Problem statement ▸
Filter these entries, keeping only lines that hold the word "влажности".

Data to use start

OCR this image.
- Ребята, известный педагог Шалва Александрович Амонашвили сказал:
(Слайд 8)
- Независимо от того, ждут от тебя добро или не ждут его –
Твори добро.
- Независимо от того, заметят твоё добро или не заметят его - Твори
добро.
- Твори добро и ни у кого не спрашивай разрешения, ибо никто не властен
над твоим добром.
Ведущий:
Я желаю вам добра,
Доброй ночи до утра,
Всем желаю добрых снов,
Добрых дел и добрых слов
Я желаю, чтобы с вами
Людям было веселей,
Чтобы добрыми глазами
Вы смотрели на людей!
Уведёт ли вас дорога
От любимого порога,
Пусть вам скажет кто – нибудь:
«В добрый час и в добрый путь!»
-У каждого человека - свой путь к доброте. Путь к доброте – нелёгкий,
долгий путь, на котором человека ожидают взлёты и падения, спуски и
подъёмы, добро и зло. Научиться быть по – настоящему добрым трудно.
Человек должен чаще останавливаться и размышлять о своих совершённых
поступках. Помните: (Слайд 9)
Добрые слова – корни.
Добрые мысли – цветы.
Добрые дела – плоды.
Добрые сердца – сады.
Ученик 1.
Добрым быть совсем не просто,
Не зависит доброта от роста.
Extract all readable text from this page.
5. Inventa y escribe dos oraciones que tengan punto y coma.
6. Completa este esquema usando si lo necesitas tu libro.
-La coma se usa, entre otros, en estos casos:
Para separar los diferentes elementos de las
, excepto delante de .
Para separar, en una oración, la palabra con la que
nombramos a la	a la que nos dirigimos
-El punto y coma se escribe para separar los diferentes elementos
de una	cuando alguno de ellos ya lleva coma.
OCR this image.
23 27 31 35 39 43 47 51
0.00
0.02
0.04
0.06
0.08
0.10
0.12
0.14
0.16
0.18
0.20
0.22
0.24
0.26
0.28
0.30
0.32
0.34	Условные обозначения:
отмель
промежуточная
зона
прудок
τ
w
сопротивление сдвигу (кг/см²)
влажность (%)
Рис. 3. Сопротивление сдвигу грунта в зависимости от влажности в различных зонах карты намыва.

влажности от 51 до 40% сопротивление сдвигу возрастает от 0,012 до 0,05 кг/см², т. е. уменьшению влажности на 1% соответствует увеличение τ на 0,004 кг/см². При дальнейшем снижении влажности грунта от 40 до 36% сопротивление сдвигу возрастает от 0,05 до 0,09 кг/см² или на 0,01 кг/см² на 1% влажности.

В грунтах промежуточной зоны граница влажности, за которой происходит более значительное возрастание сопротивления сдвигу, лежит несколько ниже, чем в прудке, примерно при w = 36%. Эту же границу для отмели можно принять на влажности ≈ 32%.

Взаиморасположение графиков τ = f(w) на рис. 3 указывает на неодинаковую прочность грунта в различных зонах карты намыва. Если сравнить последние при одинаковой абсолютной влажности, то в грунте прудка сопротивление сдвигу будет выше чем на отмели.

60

Data to use end

Final result ▸
Рис. 3. Сопротивление сдвигу грунта в зависимости от влажности в различных зонах карты намыва.
влажности от 51 до 40% сопротивление сдвигу возрастает от 0,012 до 0,05 кг/см², т. е. уменьшению влажности на 1% соответствует увеличение τ на 0,004 кг/см². При дальнейшем снижении влажности грунта от 40 до 36% сопротивление сдвигу возрастает от 0,05 до 0,09 кг/см² или на 0,01 кг/см² на 1% влажности.
В грунтах промежуточной зоны граница влажности, за которой происходит более значительное возрастание сопротивления сдвигу, лежит несколько ниже, чем в прудке, примерно при w = 36%. Эту же границу для отмели можно принять на влажности ≈ 32%.
Взаиморасположение графиков τ = f(w) на рис. 3 указывает на неодинаковую прочность грунта в различных зонах карты намыва. Если сравнить последние при одинаковой абсолютной влажности, то в грунте прудка сопротивление сдвигу будет выше чем на отмели.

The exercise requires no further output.